Problem to solve – Find the lines with "Innowacji" in them and copy them out.

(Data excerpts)
· · · · ·
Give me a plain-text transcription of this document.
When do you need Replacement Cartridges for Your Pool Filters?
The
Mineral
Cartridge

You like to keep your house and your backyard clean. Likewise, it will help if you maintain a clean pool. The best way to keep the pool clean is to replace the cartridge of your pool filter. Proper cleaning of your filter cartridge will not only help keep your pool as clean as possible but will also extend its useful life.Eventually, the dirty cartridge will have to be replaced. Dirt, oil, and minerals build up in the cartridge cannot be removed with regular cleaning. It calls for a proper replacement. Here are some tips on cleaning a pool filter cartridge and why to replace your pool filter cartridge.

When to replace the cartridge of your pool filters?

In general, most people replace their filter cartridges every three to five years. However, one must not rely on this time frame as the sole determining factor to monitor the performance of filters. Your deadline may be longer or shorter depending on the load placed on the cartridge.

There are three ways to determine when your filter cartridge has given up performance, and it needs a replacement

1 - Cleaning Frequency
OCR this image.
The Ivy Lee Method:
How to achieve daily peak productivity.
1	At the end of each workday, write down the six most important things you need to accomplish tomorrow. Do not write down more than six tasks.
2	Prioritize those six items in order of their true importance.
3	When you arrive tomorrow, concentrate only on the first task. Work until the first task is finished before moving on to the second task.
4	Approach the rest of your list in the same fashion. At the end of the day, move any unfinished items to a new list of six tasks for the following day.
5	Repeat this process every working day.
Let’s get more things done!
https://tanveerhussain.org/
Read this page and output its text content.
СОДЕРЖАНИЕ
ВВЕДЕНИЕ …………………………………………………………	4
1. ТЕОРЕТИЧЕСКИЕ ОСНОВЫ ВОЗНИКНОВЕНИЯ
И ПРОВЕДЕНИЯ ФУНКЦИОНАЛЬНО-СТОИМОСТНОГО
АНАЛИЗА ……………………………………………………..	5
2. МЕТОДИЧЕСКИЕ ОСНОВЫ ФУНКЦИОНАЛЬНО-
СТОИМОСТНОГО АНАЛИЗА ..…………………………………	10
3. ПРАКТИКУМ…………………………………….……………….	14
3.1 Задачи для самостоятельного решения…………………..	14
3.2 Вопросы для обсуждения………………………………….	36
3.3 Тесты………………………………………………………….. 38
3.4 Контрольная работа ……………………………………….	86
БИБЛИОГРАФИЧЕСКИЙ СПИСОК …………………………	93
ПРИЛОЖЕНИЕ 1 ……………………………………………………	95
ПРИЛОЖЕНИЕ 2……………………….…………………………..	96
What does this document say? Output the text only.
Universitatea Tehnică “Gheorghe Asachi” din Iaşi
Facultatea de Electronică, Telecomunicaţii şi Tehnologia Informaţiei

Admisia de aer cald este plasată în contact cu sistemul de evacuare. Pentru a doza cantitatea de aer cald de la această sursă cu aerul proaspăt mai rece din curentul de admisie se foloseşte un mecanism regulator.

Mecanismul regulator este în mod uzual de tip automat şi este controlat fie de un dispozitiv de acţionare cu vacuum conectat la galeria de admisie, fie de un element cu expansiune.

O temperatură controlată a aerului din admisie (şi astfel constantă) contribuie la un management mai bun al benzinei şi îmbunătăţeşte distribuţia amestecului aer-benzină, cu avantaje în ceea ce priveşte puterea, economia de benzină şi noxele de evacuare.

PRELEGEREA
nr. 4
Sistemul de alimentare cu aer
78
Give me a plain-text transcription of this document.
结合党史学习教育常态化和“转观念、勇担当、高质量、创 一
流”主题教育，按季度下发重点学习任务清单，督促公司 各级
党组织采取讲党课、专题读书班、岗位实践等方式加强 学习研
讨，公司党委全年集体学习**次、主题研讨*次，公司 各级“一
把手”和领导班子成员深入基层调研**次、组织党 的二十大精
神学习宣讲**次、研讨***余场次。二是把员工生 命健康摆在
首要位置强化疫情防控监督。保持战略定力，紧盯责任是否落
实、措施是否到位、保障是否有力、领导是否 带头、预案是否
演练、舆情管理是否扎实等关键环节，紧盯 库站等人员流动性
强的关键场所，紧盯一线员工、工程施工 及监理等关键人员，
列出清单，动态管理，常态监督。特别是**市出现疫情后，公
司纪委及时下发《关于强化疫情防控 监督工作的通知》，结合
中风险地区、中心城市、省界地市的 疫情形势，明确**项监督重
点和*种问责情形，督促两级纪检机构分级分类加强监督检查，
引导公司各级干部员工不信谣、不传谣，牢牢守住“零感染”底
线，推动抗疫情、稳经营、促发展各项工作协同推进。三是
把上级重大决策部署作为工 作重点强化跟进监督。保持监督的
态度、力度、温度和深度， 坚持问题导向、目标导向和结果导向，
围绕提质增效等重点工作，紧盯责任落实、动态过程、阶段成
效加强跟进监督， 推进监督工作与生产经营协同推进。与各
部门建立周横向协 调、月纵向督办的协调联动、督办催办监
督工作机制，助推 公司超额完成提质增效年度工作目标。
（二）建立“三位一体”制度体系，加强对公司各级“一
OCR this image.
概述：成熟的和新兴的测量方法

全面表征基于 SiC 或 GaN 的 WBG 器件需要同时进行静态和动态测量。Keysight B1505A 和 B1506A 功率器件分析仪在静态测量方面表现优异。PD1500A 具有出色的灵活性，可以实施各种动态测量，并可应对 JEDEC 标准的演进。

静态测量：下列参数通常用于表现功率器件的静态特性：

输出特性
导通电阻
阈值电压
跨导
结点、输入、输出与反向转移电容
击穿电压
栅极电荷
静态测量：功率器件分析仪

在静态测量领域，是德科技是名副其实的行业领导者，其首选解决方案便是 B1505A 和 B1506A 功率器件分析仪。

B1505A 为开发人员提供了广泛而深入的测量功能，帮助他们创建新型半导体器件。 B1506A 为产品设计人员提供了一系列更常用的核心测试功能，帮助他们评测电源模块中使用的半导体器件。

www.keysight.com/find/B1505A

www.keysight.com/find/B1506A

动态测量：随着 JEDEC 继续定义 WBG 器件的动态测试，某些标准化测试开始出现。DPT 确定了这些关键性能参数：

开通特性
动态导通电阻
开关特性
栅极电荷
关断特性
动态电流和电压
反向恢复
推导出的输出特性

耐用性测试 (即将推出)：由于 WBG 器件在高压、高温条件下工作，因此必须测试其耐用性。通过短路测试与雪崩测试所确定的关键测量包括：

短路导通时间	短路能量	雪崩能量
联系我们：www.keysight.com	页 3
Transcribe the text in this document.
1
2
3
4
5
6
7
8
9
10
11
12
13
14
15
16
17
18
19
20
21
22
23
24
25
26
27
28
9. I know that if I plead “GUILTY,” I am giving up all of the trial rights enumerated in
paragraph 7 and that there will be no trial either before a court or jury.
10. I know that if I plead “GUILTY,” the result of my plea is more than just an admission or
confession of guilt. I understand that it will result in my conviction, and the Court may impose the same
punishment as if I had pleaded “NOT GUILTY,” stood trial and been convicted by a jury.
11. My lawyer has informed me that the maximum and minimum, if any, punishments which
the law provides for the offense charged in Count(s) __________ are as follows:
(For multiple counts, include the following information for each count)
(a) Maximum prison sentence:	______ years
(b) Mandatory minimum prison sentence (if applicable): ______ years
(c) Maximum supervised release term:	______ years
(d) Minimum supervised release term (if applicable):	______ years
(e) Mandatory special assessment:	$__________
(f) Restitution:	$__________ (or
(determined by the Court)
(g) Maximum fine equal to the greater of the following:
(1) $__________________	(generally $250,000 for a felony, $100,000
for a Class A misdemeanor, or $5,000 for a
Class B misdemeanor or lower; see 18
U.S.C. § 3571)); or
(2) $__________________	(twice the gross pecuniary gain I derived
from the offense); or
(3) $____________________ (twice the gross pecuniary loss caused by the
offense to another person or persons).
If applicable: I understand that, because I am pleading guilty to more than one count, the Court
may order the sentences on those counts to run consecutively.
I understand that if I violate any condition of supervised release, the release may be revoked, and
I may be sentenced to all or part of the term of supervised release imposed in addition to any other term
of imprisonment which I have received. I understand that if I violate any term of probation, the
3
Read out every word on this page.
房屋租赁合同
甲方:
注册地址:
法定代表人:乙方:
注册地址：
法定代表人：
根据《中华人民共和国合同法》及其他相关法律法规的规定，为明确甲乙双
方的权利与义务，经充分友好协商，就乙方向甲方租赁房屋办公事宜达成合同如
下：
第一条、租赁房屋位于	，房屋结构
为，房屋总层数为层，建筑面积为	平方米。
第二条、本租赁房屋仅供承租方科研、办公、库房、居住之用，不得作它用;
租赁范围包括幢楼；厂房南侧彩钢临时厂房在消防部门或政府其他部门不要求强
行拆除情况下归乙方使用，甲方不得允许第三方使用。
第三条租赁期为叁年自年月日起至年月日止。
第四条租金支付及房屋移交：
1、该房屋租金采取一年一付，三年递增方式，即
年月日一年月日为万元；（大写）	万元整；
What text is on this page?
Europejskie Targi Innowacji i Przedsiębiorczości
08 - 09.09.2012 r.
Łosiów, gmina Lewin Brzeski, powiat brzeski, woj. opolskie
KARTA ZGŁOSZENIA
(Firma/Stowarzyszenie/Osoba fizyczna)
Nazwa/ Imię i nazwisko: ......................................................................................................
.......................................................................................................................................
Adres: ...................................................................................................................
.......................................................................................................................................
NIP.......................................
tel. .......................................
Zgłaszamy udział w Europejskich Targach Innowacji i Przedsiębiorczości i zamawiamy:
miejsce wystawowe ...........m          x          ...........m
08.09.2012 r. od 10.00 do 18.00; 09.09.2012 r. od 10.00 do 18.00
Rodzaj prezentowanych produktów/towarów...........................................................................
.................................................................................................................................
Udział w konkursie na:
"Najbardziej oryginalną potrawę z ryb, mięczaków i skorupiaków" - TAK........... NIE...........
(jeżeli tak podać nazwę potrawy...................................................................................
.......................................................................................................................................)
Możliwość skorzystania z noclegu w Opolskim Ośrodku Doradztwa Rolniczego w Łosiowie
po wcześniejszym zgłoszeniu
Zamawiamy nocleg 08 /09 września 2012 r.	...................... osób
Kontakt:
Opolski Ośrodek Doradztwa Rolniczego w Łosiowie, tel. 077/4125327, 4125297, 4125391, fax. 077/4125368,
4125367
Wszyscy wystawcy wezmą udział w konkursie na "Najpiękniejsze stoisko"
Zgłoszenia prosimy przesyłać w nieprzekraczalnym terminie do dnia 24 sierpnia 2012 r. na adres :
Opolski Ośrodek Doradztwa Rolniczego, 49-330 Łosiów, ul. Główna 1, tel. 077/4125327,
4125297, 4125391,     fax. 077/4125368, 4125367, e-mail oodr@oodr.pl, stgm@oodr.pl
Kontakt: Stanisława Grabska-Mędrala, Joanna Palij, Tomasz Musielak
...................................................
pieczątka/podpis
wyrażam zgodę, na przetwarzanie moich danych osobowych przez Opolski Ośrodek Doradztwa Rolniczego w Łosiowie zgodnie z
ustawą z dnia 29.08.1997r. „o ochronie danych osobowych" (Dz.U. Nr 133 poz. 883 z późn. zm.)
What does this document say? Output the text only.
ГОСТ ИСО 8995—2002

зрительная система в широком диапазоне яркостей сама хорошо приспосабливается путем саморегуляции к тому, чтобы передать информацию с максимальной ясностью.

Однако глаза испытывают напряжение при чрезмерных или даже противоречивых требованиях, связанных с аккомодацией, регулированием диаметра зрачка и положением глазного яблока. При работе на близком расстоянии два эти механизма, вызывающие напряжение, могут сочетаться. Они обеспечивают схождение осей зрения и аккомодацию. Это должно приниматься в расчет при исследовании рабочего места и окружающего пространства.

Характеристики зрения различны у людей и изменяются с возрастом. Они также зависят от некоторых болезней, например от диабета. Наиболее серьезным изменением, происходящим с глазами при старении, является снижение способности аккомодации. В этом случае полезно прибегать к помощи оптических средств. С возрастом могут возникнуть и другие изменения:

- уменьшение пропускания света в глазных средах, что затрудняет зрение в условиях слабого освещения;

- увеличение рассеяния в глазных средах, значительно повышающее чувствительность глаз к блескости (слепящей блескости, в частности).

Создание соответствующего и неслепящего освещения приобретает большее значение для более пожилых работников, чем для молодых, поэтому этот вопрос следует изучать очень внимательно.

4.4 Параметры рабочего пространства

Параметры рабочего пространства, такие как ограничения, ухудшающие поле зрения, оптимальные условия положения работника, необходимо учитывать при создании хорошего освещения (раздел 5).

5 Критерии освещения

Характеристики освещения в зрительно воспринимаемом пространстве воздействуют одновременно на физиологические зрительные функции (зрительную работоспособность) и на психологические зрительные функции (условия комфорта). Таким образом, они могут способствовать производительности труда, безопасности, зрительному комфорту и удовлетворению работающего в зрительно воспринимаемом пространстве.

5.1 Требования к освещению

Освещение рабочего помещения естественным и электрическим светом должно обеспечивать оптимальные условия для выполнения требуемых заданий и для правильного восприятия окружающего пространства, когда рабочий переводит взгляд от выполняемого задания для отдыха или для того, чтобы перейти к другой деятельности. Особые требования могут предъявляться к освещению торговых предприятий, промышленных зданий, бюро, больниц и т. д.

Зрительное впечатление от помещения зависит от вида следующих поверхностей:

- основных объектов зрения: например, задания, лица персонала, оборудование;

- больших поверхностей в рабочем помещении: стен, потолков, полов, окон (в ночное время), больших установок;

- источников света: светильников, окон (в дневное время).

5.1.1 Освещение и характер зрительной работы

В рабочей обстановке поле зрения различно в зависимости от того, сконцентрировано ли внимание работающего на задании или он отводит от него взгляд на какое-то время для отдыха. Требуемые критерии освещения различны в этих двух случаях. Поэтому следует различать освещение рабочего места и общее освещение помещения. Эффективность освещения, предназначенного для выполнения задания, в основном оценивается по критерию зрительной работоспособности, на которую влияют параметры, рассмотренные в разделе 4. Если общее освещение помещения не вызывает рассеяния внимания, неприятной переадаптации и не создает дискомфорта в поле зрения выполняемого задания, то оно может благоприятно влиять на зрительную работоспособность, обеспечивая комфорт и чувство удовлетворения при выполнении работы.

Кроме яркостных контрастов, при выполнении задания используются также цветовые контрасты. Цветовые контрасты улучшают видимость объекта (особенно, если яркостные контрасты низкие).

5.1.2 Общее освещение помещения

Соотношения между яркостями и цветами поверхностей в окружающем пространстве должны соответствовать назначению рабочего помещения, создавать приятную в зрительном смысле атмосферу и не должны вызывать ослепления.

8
· · · · ·
The reply –
Europejskie Targi Innowacji i Przedsiębiorczości
Zgłaszamy udział w Europejskich Targach Innowacji i Przedsiębiorczości i zamawiamy:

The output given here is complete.